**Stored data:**
········

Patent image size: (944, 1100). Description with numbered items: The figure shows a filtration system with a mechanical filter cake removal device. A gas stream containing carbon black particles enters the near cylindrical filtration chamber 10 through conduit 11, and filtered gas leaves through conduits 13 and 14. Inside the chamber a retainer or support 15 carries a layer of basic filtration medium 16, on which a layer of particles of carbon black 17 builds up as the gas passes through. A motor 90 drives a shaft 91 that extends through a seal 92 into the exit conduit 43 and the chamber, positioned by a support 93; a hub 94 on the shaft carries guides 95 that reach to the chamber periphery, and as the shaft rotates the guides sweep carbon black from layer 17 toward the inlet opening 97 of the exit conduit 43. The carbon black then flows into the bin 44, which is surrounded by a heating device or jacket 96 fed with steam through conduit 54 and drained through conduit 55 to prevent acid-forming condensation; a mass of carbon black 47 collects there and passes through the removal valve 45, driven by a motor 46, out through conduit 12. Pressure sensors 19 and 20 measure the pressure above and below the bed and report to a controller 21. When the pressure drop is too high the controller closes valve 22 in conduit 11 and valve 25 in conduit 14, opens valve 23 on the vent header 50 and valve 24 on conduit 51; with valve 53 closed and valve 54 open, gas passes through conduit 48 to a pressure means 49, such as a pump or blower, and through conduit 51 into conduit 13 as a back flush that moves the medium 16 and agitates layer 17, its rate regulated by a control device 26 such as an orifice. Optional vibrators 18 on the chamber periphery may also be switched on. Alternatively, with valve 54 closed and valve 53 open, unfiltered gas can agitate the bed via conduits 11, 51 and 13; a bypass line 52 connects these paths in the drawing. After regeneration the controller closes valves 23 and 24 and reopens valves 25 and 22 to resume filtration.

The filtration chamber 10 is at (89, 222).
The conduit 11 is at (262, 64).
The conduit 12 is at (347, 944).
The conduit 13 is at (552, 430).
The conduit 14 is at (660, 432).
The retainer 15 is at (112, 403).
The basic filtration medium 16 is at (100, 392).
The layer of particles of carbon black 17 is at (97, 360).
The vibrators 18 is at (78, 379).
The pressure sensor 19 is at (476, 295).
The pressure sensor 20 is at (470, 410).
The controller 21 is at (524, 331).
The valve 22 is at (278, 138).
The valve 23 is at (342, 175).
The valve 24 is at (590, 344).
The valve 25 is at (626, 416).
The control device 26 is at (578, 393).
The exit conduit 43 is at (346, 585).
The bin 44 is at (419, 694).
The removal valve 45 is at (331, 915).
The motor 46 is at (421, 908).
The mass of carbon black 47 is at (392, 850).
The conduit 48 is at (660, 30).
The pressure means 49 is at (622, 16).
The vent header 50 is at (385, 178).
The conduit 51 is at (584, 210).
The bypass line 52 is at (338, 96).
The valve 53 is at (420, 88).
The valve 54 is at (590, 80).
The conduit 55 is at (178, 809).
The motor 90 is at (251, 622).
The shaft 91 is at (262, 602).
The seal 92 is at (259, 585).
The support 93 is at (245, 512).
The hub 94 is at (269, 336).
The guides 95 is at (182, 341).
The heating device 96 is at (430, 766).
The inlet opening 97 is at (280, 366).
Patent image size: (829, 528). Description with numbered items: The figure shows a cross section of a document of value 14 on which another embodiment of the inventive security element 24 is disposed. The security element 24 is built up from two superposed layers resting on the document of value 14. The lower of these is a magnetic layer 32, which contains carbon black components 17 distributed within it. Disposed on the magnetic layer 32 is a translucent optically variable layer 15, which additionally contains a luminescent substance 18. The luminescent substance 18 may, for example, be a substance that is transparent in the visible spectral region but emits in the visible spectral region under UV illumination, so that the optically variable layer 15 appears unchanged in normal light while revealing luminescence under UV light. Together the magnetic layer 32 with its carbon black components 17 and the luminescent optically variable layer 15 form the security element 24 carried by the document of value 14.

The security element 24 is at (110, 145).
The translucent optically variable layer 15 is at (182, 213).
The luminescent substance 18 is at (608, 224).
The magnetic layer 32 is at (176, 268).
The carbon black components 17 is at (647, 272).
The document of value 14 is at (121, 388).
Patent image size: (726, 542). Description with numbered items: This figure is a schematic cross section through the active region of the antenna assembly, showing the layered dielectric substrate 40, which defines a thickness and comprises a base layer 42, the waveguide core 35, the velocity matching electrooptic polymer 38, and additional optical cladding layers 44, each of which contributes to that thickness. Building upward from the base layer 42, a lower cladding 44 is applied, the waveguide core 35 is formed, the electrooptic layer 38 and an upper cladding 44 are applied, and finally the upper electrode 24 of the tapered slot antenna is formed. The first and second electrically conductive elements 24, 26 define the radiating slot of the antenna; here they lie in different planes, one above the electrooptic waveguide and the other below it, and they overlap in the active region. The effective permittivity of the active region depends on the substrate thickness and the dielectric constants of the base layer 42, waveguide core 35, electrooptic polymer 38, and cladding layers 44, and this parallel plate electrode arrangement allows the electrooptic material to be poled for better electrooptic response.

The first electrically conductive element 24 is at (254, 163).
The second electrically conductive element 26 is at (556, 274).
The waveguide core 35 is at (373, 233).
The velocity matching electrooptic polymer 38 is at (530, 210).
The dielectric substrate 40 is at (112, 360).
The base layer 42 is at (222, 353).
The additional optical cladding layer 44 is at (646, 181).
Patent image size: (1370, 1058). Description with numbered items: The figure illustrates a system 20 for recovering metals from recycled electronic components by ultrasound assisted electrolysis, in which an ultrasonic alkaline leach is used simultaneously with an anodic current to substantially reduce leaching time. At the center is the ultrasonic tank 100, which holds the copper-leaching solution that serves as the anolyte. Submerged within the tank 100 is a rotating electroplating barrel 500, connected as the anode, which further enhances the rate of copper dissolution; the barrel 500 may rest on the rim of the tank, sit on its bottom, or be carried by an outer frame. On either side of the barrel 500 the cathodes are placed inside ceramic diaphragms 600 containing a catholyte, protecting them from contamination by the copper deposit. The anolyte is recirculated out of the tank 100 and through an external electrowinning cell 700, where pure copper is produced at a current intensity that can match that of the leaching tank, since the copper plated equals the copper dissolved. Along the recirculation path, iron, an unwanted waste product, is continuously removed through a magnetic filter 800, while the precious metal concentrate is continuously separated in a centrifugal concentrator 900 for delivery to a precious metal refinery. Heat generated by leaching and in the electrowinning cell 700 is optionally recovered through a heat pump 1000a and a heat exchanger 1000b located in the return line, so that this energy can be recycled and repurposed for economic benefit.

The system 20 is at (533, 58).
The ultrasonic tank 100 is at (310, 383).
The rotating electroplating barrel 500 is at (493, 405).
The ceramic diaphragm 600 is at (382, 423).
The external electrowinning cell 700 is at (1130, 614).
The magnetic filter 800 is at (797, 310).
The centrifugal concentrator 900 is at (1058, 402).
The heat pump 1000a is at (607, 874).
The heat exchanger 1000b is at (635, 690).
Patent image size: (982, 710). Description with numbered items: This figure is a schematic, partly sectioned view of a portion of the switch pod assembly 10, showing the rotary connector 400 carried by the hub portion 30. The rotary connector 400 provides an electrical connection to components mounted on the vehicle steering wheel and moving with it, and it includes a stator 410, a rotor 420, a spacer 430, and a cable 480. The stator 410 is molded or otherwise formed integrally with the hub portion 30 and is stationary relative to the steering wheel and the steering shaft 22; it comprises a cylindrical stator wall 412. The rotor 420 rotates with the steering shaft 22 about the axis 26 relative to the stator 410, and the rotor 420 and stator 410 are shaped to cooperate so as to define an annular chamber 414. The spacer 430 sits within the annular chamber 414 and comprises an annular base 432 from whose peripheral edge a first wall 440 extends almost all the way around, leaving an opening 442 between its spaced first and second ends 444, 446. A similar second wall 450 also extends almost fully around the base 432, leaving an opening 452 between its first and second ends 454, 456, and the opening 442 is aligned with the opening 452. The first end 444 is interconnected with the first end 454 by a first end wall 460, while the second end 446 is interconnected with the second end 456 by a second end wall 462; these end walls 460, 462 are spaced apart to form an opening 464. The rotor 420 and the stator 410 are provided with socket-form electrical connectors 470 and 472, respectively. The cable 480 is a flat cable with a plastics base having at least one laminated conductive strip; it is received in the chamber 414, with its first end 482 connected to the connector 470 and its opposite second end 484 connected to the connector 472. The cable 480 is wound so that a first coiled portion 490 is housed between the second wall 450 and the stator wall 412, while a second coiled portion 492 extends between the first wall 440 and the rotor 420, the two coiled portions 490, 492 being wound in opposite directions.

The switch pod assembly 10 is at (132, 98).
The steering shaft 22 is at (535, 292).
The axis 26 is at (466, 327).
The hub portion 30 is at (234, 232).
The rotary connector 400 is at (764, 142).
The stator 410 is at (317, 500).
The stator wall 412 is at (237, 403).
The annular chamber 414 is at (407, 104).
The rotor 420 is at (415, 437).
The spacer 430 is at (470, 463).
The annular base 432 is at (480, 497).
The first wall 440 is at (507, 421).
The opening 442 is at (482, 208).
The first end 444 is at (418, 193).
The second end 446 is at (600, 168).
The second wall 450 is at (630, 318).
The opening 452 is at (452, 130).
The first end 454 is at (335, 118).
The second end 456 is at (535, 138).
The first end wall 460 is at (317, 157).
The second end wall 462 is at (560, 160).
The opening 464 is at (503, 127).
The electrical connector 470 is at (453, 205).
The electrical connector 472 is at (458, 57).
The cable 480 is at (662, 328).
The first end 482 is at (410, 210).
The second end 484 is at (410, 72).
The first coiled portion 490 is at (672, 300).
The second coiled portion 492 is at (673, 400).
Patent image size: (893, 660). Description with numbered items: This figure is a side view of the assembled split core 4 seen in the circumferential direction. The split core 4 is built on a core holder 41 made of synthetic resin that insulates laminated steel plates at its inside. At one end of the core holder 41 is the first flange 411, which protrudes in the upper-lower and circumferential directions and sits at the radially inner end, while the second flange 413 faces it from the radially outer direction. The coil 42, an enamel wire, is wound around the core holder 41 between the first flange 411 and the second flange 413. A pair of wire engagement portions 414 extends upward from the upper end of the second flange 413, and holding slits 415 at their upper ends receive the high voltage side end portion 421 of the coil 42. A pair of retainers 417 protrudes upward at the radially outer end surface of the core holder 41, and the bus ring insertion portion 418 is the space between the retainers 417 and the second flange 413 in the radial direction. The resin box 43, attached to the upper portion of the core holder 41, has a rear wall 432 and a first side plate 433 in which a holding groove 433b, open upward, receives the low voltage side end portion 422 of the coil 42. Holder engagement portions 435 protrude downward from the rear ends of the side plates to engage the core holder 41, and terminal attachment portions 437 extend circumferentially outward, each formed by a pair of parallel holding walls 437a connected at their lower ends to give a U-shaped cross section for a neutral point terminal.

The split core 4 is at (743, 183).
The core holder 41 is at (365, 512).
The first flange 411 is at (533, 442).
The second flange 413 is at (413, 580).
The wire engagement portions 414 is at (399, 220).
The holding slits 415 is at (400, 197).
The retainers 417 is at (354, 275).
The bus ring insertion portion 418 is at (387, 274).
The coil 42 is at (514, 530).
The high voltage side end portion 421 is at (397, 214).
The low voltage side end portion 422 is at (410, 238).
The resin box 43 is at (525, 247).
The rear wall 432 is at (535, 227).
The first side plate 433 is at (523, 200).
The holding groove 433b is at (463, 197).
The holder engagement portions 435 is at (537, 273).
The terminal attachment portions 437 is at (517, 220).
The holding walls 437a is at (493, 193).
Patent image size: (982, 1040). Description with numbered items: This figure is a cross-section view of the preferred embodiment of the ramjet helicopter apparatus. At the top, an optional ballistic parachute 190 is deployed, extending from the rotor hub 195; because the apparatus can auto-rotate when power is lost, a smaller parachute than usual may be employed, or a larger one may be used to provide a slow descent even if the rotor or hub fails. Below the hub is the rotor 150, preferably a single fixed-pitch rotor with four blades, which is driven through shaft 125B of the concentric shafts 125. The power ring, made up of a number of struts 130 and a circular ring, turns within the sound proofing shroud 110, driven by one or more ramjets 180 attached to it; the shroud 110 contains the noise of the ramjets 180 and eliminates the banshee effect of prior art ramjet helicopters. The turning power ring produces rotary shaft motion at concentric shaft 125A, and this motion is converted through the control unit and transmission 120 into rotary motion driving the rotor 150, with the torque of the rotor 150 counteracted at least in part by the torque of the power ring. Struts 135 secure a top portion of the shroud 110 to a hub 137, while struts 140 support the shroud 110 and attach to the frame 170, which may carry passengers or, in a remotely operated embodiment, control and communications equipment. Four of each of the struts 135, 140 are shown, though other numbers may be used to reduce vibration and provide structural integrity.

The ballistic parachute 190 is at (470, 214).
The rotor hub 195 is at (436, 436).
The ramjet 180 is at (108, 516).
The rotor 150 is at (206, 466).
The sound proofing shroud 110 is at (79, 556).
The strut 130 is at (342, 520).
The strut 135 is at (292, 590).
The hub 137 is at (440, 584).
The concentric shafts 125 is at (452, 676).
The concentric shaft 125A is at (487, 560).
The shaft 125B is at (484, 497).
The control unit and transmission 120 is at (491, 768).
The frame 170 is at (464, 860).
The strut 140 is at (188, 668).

········

**PROBLEM:** Could you reproduce, word for word, the lines of the material from the one containing "Patent image size: (829, 528)." through the one containing "The carbon black components", including both of those lines?

**EXPECTED ANSWER:**
Patent image size: (829, 528). Description with numbered items: The figure shows a cross section of a document of value 14 on which another embodiment of the inventive security element 24 is disposed. The security element 24 is built up from two superposed layers resting on the document of value 14. The lower of these is a magnetic layer 32, which contains carbon black components 17 distributed within it. Disposed on the magnetic layer 32 is a translucent optically variable layer 15, which additionally contains a luminescent substance 18. The luminescent substance 18 may, for example, be a substance that is transparent in the visible spectral region but emits in the visible spectral region under UV illumination, so that the optically variable layer 15 appears unchanged in normal light while revealing luminescence under UV light. Together the magnetic layer 32 with its carbon black components 17 and the luminescent optically variable layer 15 form the security element 24 carried by the document of value 14.

The security element 24 is at (110, 145).
The translucent optically variable layer 15 is at (182, 213).
The luminescent substance 18 is at (608, 224).
The magnetic layer 32 is at (176, 268).
The carbon black components 17 is at (647, 272).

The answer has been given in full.